(Rows from a figure dataset)
╭──
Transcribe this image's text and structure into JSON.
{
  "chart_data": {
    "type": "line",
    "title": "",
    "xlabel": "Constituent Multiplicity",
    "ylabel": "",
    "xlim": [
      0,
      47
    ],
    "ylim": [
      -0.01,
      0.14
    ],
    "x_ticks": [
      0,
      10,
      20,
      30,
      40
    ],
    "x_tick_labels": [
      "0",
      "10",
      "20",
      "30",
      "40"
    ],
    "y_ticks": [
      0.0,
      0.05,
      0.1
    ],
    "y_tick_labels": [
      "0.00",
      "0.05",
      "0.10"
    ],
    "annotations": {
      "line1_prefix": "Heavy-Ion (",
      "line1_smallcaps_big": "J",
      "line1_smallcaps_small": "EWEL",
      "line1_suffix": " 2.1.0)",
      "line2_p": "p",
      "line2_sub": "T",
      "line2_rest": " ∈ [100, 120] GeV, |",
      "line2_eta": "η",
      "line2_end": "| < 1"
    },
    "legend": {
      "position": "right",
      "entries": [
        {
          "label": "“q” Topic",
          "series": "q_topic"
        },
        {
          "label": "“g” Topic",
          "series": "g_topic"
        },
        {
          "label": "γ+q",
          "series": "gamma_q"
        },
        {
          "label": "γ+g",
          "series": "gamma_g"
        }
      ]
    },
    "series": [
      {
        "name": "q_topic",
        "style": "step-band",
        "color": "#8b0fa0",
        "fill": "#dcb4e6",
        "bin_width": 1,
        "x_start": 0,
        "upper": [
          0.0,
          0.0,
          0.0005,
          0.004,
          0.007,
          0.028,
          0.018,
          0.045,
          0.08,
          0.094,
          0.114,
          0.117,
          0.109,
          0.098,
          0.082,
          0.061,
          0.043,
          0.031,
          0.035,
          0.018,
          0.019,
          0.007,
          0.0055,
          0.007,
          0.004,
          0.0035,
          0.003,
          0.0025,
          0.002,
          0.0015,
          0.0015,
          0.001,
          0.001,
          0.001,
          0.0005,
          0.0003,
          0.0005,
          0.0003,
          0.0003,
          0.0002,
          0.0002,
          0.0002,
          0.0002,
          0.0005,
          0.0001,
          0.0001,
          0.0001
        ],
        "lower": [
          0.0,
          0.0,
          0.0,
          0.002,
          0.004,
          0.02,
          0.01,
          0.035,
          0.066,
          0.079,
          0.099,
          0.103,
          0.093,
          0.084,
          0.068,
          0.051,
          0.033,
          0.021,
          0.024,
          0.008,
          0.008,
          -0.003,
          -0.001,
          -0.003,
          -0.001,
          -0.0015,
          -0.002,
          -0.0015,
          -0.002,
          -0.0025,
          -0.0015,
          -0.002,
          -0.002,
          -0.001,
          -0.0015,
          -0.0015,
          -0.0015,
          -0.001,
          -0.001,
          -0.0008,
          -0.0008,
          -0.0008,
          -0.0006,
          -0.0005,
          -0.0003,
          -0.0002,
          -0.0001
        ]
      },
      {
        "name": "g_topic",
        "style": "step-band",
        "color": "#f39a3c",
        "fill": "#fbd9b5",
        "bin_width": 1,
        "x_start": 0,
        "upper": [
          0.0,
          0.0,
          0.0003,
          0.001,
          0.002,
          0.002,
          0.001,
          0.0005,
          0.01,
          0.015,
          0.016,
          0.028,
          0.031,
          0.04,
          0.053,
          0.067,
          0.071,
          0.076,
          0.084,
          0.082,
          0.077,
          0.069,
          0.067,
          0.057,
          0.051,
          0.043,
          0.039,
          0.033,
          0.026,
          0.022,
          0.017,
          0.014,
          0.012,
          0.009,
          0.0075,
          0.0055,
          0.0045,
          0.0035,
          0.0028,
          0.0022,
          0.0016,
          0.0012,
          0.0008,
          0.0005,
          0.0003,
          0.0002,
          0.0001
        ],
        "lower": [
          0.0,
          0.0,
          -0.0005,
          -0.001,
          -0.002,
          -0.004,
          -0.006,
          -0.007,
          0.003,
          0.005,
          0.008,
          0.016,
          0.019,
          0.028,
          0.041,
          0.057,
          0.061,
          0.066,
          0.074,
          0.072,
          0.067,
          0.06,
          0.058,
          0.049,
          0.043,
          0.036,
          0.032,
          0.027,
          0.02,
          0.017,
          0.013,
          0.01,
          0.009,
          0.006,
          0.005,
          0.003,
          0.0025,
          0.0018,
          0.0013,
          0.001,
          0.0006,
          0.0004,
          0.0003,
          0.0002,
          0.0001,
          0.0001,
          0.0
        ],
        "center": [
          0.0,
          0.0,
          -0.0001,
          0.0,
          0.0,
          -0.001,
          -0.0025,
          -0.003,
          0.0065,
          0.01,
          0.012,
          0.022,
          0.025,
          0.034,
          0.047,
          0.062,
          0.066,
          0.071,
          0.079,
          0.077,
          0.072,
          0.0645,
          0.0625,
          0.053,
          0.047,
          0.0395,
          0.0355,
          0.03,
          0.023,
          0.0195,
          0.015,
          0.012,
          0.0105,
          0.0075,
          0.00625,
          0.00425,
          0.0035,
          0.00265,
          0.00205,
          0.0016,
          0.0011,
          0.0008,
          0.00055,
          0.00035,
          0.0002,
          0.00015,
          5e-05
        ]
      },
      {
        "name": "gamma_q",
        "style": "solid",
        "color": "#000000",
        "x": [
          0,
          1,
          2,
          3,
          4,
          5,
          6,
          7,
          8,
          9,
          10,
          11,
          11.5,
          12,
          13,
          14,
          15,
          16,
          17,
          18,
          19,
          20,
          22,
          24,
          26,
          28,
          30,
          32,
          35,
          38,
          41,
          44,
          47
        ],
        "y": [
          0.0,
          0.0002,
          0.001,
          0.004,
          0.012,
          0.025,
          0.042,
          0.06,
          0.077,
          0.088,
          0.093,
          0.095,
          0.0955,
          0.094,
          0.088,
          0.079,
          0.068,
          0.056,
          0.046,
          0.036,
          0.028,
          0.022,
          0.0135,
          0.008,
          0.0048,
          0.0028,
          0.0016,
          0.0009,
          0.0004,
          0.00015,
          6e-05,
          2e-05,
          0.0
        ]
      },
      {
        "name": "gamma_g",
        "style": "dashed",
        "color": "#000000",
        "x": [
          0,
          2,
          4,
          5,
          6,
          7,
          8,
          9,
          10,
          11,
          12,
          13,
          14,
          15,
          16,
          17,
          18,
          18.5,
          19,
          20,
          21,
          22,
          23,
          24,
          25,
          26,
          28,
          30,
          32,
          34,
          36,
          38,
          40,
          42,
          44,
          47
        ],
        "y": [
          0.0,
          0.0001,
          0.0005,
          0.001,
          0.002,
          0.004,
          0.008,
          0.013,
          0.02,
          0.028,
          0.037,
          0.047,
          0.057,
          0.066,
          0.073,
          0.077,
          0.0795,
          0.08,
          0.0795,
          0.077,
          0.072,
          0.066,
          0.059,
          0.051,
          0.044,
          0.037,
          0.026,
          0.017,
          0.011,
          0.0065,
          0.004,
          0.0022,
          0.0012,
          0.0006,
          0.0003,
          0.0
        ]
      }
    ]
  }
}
╰──
**Required task**.
Set out the complete listing exactly as shown.

**Written reply**.
Transcribe this image's text and structure into JSON.
{
  "chart_data": {
    "type": "line",
    "title": "",
    "xlabel": "Constituent Multiplicity",
    "ylabel": "",
    "xlim": [
      0,
      47
    ],
    "ylim": [
      -0.01,
      0.14
    ],
    "x_ticks": [
      0,
      10,
      20,
      30,
      40
    ],
    "x_tick_labels": [
      "0",
      "10",
      "20",
      "30",
      "40"
    ],
    "y_ticks": [
      0.0,
      0.05,
      0.1
    ],
    "y_tick_labels": [
      "0.00",
      "0.05",
      "0.10"
    ],
    "annotations": {
      "line1_prefix": "Heavy-Ion (",
      "line1_smallcaps_big": "J",
      "line1_smallcaps_small": "EWEL",
      "line1_suffix": " 2.1.0)",
      "line2_p": "p",
      "line2_sub": "T",
      "line2_rest": " ∈ [100, 120] GeV, |",
      "line2_eta": "η",
      "line2_end": "| < 1"
    },
    "legend": {
      "position": "right",
      "entries": [
        {
          "label": "“q” Topic",
          "series": "q_topic"
        },
        {
          "label": "“g” Topic",
          "series": "g_topic"
        },
        {
          "label": "γ+q",
          "series": "gamma_q"
        },
        {
          "label": "γ+g",
          "series": "gamma_g"
        }
      ]
    },
    "series": [
      {
        "name": "q_topic",
        "style": "step-band",
        "color": "#8b0fa0",
        "fill": "#dcb4e6",
        "bin_width": 1,
        "x_start": 0,
        "upper": [
          0.0,
          0.0,
          0.0005,
          0.004,
          0.007,
          0.028,
          0.018,
          0.045,
          0.08,
          0.094,
          0.114,
          0.117,
          0.109,
          0.098,
          0.082,
          0.061,
          0.043,
          0.031,
          0.035,
          0.018,
          0.019,
          0.007,
          0.0055,
          0.007,
          0.004,
          0.0035,
          0.003,
          0.0025,
          0.002,
          0.0015,
          0.0015,
          0.001,
          0.001,
          0.001,
          0.0005,
          0.0003,
          0.0005,
          0.0003,
          0.0003,
          0.0002,
          0.0002,
          0.0002,
          0.0002,
          0.0005,
          0.0001,
          0.0001,
          0.0001
        ],
        "lower": [
          0.0,
          0.0,
          0.0,
          0.002,
          0.004,
          0.02,
          0.01,
          0.035,
          0.066,
          0.079,
          0.099,
          0.103,
          0.093,
          0.084,
          0.068,
          0.051,
          0.033,
          0.021,
          0.024,
          0.008,
          0.008,
          -0.003,
          -0.001,
          -0.003,
          -0.001,
          -0.0015,
          -0.002,
          -0.0015,
          -0.002,
          -0.0025,
          -0.0015,
          -0.002,
          -0.002,
          -0.001,
          -0.0015,
          -0.0015,
          -0.0015,
          -0.001,
          -0.001,
          -0.0008,
          -0.0008,
          -0.0008,
          -0.0006,
          -0.0005,
          -0.0003,
          -0.0002,
          -0.0001
        ]
      },
      {
        "name": "g_topic",
        "style": "step-band",
        "color": "#f39a3c",
        "fill": "#fbd9b5",
        "bin_width": 1,
        "x_start": 0,
        "upper": [
          0.0,
          0.0,
          0.0003,
          0.001,
          0.002,
          0.002,
          0.001,
          0.0005,
          0.01,
          0.015,
          0.016,
          0.028,
          0.031,
          0.04,
          0.053,
          0.067,
          0.071,
          0.076,
          0.084,
          0.082,
          0.077,
          0.069,
          0.067,
          0.057,
          0.051,
          0.043,
          0.039,
          0.033,
          0.026,
          0.022,
          0.017,
          0.014,
          0.012,
          0.009,
          0.0075,
          0.0055,
          0.0045,
          0.0035,
          0.0028,
          0.0022,
          0.0016,
          0.0012,
          0.0008,
          0.0005,
          0.0003,
          0.0002,
          0.0001
        ],
        "lower": [
          0.0,
          0.0,
          -0.0005,
          -0.001,
          -0.002,
          -0.004,
          -0.006,
          -0.007,
          0.003,
          0.005,
          0.008,
          0.016,
          0.019,
          0.028,
          0.041,
          0.057,
          0.061,
          0.066,
          0.074,
          0.072,
          0.067,
          0.06,
          0.058,
          0.049,
          0.043,
          0.036,
          0.032,
          0.027,
          0.02,
          0.017,
          0.013,
          0.01,
          0.009,
          0.006,
          0.005,
          0.003,
          0.0025,
          0.0018,
          0.0013,
          0.001,
          0.0006,
          0.0004,
          0.0003,
          0.0002,
          0.0001,
          0.0001,
          0.0
        ],
        "center": [
          0.0,
          0.0,
          -0.0001,
          0.0,
          0.0,
          -0.001,
          -0.0025,
          -0.003,
          0.0065,
          0.01,
          0.012,
          0.022,
          0.025,
          0.034,
          0.047,
          0.062,
          0.066,
          0.071,
          0.079,
          0.077,
          0.072,
          0.0645,
          0.0625,
          0.053,
          0.047,
          0.0395,
          0.0355,
          0.03,
          0.023,
          0.0195,
          0.015,
          0.012,
          0.0105,
          0.0075,
          0.00625,
          0.00425,
          0.0035,
          0.00265,
          0.00205,
          0.0016,
          0.0011,
          0.0008,
          0.00055,
          0.00035,
          0.0002,
          0.00015,
          5e-05
        ]
      },
      {
        "name": "gamma_q",
        "style": "solid",
        "color": "#000000",
        "x": [
          0,
          1,
          2,
          3,
          4,
          5,
          6,
          7,
          8,
          9,
          10,
          11,
          11.5,
          12,
          13,
          14,
          15,
          16,
          17,
          18,
          19,
          20,
          22,
          24,
          26,
          28,
          30,
          32,
          35,
          38,
          41,
          44,
          47
        ],
        "y": [
          0.0,
          0.0002,
          0.001,
          0.004,
          0.012,
          0.025,
          0.042,
          0.06,
          0.077,
          0.088,
          0.093,
          0.095,
          0.0955,
          0.094,
          0.088,
          0.079,
          0.068,
          0.056,
          0.046,
          0.036,
          0.028,
          0.022,
          0.0135,
          0.008,
          0.0048,
          0.0028,
          0.0016,
          0.0009,
          0.0004,
          0.00015,
          6e-05,
          2e-05,
          0.0
        ]
      },
      {
        "name": "gamma_g",
        "style": "dashed",
        "color": "#000000",
        "x": [
          0,
          2,
          4,
          5,
          6,
          7,
          8,
          9,
          10,
          11,
          12,
          13,
          14,
          15,
          16,
          17,
          18,
          18.5,
          19,
          20,
          21,
          22,
          23,
          24,
          25,
          26,
          28,
          30,
          32,
          34,
          36,
          38,
          40,
          42,
          44,
          47
        ],
        "y": [
          0.0,
          0.0001,
          0.0005,
          0.001,
          0.002,
          0.004,
          0.008,
          0.013,
          0.02,
          0.028,
          0.037,
          0.047,
          0.057,
          0.066,
          0.073,
          0.077,
          0.0795,
          0.08,
          0.0795,
          0.077,
          0.072,
          0.066,
          0.059,
          0.051,
          0.044,
          0.037,
          0.026,
          0.017,
          0.011,
          0.0065,
          0.004,
          0.0022,
          0.0012,
          0.0006,
          0.0003,
          0.0
        ]
      }
    ]
  }
}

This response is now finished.